EXERCISE:
Skip the pictures. Reproduce all other material exactly.

RECORDS TO USE:
════════════════════

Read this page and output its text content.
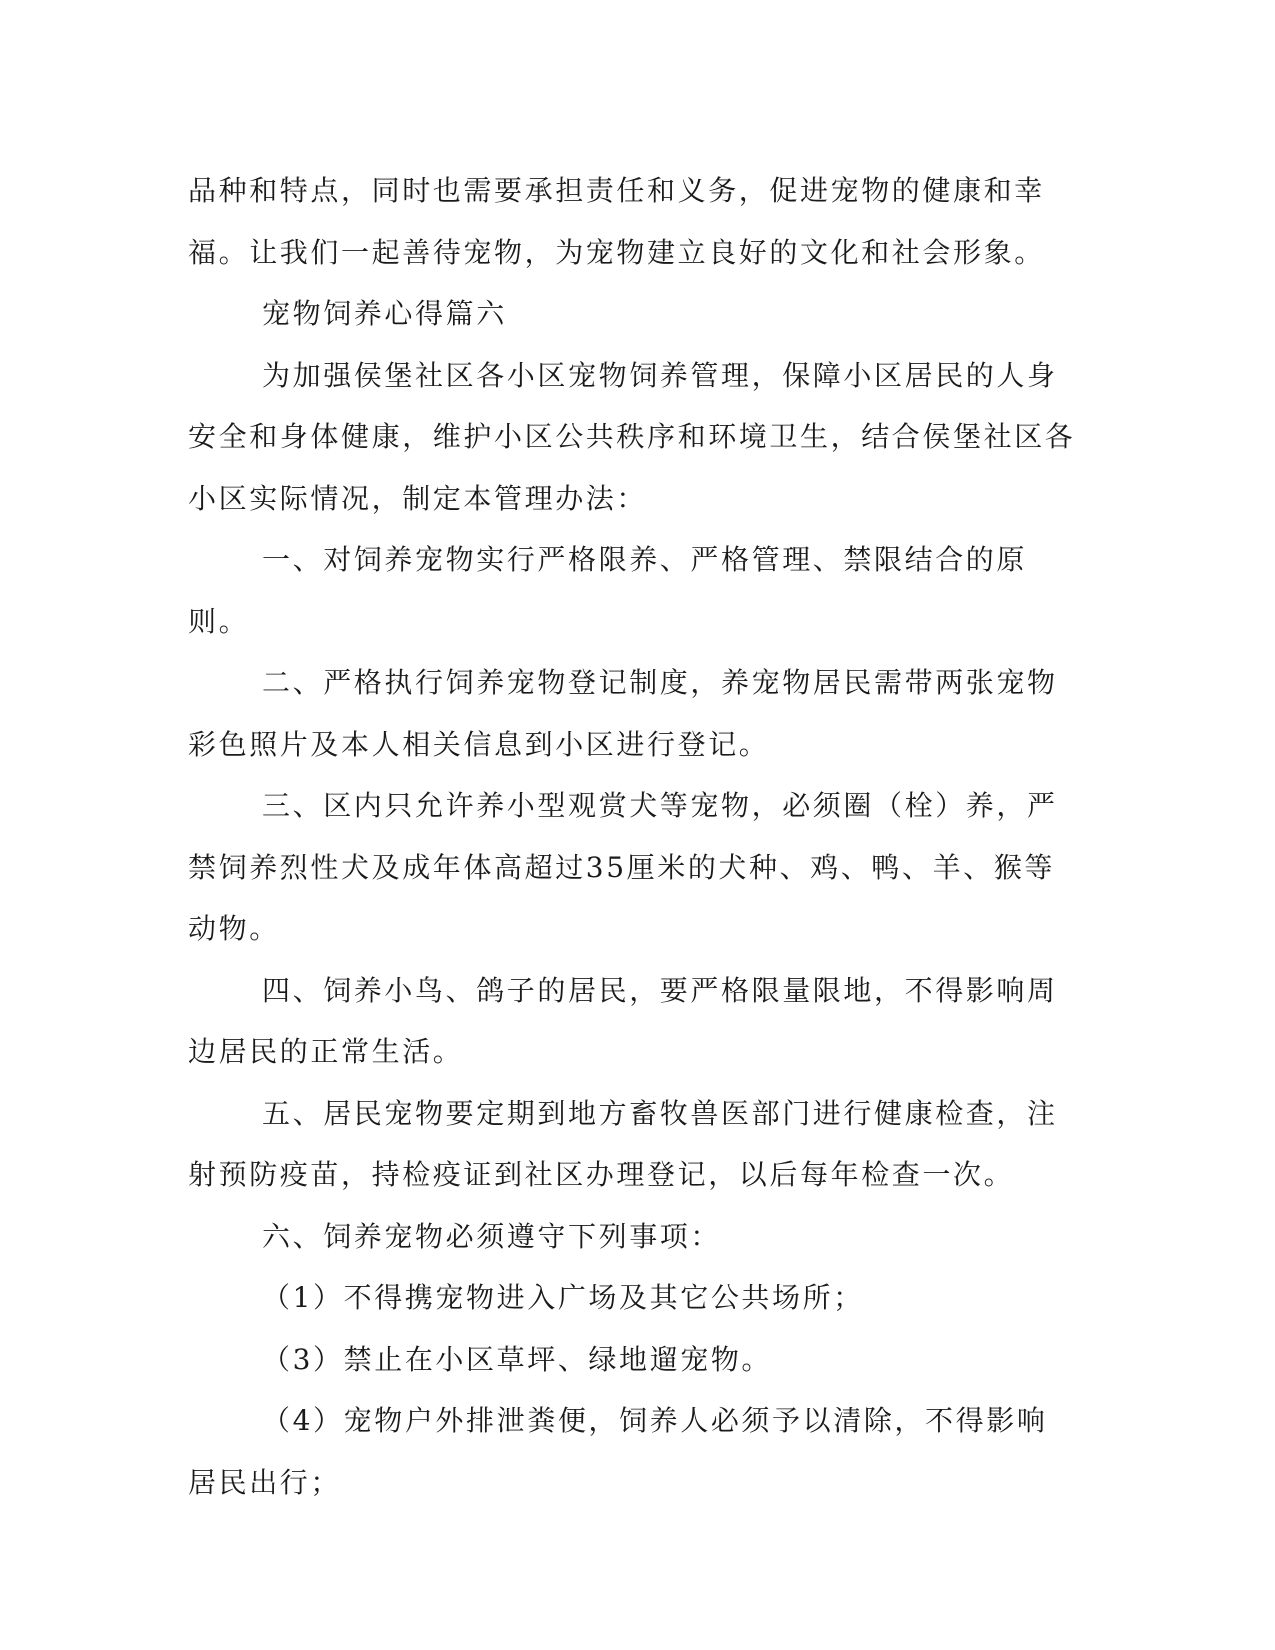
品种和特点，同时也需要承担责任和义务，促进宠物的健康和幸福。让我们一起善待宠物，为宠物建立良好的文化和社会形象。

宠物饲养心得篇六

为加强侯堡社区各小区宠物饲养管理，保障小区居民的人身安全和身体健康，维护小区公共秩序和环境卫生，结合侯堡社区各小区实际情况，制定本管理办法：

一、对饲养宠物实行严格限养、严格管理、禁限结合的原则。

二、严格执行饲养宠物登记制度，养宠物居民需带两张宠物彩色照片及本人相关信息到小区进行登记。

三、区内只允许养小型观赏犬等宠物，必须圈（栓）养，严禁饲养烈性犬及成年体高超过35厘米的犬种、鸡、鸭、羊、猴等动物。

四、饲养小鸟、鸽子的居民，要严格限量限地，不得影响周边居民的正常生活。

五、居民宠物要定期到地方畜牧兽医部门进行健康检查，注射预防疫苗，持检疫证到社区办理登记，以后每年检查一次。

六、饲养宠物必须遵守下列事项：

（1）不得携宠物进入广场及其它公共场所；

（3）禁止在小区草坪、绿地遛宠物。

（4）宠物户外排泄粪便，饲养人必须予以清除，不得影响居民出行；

════════════════════

TASK ANSWER:
Read this page and output its text content.
品种和特点，同时也需要承担责任和义务，促进宠物的健康和幸福。让我们一起善待宠物，为宠物建立良好的文化和社会形象。

宠物饲养心得篇六

为加强侯堡社区各小区宠物饲养管理，保障小区居民的人身安全和身体健康，维护小区公共秩序和环境卫生，结合侯堡社区各小区实际情况，制定本管理办法：

一、对饲养宠物实行严格限养、严格管理、禁限结合的原则。

二、严格执行饲养宠物登记制度，养宠物居民需带两张宠物彩色照片及本人相关信息到小区进行登记。

三、区内只允许养小型观赏犬等宠物，必须圈（栓）养，严禁饲养烈性犬及成年体高超过35厘米的犬种、鸡、鸭、羊、猴等动物。

四、饲养小鸟、鸽子的居民，要严格限量限地，不得影响周边居民的正常生活。

五、居民宠物要定期到地方畜牧兽医部门进行健康检查，注射预防疫苗，持检疫证到社区办理登记，以后每年检查一次。

六、饲养宠物必须遵守下列事项：

（1）不得携宠物进入广场及其它公共场所；

（3）禁止在小区草坪、绿地遛宠物。

（4）宠物户外排泄粪便，饲养人必须予以清除，不得影响居民出行；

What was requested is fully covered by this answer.